Establish how many lines in the material include the string "content" and report it as a lone number.

Collected data:
^^^^^^^^^^^^^^^^

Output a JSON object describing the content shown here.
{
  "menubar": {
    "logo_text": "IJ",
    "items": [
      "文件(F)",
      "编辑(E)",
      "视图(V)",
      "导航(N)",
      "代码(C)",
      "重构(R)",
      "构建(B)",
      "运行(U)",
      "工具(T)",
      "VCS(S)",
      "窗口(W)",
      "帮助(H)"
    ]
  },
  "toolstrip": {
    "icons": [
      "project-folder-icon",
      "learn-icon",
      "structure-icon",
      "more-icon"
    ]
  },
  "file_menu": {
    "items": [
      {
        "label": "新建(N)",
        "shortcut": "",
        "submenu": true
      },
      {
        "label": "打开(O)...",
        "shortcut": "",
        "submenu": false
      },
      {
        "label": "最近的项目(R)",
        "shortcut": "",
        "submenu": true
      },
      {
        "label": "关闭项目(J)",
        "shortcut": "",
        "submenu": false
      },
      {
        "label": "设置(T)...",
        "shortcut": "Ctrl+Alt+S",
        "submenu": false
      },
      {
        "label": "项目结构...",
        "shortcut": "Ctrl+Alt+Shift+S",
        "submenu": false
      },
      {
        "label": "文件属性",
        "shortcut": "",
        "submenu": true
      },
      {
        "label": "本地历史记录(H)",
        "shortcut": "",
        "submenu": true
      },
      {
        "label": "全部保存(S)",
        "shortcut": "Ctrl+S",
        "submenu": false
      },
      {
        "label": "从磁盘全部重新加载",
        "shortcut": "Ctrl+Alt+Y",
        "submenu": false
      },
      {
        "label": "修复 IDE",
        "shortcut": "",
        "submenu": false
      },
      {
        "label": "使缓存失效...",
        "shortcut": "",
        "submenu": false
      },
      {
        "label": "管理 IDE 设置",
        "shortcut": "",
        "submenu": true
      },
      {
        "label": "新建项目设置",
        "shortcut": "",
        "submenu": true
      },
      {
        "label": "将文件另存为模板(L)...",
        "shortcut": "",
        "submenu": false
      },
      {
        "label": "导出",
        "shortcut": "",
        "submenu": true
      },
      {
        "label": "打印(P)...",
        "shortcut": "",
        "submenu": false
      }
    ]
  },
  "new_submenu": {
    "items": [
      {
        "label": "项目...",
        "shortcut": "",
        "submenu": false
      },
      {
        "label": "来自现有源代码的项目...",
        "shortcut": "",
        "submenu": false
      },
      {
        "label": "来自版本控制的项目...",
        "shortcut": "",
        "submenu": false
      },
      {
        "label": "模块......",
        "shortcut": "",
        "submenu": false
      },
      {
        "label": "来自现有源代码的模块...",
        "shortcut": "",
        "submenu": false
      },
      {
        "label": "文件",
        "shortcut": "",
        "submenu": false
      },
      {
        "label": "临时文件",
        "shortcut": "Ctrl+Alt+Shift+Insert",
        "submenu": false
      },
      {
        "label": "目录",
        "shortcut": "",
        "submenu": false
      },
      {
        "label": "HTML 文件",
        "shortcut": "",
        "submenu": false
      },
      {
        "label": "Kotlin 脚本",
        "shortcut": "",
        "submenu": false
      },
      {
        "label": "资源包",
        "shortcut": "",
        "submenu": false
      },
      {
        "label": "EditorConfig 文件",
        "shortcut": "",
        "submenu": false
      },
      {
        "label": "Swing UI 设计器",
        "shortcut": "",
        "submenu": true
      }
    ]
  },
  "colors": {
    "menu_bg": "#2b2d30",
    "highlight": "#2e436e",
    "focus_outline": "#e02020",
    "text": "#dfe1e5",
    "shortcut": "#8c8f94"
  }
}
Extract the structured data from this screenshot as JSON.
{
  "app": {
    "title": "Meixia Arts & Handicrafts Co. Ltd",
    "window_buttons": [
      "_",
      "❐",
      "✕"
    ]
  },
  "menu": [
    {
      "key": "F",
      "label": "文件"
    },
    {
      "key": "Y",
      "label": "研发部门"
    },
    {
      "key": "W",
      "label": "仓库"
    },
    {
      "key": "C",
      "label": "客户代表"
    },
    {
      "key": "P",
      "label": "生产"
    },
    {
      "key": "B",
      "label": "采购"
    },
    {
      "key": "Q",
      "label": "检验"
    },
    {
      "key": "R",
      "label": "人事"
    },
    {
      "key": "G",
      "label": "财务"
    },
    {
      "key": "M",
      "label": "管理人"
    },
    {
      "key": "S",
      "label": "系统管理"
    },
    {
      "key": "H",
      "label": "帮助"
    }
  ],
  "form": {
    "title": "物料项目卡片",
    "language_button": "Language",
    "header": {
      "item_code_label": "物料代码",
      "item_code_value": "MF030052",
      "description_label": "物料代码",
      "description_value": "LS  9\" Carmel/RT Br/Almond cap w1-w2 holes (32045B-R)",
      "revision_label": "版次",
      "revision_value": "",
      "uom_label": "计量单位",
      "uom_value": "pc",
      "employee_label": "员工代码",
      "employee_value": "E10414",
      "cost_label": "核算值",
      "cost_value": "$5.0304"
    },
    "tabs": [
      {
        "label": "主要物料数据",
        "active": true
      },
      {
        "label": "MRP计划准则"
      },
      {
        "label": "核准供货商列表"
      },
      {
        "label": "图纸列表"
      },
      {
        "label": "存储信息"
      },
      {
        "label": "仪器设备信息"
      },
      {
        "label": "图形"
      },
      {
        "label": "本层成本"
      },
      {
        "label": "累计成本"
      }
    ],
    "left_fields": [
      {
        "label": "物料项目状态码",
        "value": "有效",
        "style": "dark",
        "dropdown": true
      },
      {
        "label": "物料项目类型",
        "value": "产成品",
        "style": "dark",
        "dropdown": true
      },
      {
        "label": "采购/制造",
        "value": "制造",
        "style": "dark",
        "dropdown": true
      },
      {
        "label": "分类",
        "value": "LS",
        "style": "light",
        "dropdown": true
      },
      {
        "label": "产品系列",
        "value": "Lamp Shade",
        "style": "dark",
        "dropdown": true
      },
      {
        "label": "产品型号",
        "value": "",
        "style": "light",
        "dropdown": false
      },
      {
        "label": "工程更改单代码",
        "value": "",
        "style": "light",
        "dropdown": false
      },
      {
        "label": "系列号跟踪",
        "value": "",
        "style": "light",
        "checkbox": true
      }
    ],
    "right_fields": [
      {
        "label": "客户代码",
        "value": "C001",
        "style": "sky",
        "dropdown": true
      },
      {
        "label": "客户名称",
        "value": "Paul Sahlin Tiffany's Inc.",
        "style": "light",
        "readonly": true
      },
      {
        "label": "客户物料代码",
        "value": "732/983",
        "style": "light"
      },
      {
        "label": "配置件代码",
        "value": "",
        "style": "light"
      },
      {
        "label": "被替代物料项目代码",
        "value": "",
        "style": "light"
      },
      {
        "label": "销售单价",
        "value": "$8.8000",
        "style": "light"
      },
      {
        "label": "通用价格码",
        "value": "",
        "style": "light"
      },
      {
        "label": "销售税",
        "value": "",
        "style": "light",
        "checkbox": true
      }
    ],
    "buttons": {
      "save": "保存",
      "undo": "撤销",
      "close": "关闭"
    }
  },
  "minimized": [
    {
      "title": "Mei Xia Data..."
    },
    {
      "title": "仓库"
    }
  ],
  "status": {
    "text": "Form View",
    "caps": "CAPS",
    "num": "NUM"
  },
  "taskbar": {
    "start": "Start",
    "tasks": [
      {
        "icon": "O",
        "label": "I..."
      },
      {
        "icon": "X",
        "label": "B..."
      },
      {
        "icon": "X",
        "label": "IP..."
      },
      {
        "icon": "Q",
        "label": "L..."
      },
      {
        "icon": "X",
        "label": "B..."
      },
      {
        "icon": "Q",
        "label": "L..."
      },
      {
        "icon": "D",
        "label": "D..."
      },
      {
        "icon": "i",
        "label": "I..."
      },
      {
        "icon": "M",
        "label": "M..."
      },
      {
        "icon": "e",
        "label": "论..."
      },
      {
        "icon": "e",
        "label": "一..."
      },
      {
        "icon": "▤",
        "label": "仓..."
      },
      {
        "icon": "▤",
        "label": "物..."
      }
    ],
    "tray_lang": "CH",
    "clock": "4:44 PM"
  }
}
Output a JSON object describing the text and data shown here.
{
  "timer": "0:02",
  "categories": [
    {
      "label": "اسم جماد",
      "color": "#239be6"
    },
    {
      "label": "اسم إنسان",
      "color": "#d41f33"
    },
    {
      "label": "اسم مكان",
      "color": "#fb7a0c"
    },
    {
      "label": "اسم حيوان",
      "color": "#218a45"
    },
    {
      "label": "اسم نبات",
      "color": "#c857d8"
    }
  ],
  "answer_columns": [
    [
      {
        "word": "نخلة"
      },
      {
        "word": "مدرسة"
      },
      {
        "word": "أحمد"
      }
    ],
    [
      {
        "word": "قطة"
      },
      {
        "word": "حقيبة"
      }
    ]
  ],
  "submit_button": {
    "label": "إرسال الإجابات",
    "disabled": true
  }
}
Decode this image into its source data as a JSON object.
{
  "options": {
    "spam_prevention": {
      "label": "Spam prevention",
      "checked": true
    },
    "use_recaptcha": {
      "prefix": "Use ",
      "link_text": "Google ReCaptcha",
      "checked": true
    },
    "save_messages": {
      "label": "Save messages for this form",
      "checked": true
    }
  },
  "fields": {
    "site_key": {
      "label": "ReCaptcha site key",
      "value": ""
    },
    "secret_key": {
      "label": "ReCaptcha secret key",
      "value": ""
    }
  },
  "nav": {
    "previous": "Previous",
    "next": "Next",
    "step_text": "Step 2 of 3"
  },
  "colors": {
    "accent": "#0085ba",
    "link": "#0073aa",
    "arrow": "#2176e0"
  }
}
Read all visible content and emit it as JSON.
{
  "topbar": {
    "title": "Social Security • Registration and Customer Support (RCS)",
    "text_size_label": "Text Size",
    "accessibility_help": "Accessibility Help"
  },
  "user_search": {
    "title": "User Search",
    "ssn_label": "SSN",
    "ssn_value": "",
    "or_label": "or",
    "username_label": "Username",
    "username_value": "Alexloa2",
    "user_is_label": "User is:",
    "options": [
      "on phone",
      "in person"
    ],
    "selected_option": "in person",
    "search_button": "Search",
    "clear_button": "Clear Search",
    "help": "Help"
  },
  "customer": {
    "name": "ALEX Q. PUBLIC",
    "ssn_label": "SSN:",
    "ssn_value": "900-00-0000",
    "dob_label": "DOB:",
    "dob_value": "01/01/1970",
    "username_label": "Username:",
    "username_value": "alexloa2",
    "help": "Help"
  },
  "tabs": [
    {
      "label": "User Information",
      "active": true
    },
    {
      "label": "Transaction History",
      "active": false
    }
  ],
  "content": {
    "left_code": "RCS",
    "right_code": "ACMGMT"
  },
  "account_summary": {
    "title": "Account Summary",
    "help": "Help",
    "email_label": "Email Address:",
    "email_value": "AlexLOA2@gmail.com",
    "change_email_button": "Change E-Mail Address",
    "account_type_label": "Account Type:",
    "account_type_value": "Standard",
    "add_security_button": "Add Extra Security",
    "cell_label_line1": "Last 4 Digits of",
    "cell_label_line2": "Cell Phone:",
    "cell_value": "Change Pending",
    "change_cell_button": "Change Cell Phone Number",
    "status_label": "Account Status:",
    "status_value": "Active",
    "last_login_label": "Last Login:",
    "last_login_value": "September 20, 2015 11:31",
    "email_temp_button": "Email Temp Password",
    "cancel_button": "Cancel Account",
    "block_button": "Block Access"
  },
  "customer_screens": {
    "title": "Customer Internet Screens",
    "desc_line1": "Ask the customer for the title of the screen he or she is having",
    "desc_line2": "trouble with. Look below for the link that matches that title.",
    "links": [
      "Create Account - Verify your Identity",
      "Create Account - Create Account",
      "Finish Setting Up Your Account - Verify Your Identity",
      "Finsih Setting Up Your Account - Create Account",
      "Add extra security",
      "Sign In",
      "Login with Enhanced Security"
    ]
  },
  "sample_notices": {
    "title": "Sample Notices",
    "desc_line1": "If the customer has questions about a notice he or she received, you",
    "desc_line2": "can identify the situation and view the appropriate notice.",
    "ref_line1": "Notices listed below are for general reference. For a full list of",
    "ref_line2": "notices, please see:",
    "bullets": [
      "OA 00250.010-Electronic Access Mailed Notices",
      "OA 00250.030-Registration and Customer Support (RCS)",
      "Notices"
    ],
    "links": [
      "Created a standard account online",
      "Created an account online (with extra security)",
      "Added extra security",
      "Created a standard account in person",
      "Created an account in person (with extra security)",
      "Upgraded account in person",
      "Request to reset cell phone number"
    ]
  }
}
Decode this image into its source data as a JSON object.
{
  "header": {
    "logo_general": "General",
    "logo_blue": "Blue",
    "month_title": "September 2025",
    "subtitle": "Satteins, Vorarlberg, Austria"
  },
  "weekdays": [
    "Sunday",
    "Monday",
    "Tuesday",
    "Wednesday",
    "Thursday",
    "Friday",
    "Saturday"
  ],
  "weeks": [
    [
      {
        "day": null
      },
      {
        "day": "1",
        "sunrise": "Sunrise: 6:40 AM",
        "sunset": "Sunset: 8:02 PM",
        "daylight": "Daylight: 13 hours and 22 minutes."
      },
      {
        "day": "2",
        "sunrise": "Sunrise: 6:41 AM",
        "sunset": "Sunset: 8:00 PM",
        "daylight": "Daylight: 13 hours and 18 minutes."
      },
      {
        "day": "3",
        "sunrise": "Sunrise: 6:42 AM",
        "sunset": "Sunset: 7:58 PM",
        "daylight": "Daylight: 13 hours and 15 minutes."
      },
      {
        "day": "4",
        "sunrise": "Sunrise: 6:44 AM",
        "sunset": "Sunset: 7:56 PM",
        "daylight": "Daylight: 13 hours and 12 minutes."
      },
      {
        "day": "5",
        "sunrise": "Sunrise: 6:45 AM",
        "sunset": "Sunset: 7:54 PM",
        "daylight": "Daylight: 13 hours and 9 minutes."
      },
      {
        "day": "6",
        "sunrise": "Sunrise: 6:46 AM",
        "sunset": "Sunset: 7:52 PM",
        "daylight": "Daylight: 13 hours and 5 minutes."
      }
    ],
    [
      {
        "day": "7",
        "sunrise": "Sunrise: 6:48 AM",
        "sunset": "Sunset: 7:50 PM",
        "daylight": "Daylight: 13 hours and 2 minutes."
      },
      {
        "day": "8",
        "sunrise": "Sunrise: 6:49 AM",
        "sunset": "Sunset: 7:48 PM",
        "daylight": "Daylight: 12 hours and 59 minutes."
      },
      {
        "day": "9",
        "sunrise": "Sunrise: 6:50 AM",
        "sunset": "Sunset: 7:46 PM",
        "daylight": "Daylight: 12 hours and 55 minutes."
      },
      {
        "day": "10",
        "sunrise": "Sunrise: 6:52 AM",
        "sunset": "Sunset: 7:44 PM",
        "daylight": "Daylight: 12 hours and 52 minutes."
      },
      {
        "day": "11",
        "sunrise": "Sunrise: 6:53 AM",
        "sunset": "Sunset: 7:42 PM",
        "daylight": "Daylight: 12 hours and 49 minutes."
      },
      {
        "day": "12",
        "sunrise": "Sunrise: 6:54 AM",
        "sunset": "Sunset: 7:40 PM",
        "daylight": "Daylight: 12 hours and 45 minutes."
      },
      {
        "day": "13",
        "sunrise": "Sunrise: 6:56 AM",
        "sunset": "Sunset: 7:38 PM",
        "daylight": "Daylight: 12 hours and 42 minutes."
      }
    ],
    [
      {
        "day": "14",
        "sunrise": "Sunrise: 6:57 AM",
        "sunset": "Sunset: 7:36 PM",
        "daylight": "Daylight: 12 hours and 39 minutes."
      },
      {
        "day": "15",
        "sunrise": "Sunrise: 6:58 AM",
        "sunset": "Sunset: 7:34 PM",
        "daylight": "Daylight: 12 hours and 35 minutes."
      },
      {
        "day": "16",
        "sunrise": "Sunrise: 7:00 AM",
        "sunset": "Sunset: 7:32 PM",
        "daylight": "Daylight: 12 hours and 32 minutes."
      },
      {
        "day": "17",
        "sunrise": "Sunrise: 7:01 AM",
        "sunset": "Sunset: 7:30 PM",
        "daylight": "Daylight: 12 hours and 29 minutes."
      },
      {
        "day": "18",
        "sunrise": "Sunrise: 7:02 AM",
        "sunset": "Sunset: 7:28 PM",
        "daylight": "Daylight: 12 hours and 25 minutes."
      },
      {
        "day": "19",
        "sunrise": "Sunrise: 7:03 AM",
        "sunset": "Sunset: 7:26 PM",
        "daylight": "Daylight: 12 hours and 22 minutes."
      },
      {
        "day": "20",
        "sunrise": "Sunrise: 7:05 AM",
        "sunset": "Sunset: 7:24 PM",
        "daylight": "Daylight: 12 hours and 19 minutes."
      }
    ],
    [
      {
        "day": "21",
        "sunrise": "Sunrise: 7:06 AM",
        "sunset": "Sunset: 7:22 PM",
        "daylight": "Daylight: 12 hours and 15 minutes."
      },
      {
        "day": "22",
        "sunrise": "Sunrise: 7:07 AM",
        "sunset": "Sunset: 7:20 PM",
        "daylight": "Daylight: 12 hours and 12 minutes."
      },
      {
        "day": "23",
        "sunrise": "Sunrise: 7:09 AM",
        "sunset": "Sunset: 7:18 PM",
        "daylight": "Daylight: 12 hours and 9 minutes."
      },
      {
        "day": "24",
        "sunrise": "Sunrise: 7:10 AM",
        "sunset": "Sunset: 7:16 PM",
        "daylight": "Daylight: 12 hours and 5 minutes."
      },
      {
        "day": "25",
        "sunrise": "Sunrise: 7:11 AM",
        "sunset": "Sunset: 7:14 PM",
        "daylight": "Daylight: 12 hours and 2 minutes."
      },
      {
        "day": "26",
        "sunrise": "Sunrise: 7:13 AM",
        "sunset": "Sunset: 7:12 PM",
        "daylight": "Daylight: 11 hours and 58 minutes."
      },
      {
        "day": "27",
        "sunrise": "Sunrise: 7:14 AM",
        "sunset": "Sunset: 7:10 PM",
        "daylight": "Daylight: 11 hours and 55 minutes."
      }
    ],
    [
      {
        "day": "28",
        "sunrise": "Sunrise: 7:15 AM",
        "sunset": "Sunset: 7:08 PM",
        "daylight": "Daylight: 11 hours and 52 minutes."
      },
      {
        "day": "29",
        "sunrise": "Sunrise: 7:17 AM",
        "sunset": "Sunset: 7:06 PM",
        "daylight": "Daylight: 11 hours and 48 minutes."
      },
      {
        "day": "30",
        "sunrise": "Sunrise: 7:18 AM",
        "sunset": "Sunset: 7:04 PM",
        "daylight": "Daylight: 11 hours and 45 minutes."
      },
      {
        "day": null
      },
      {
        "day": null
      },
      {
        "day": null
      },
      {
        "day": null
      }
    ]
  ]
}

^^^^^^^^^^^^^^^^

RESPONSE:
3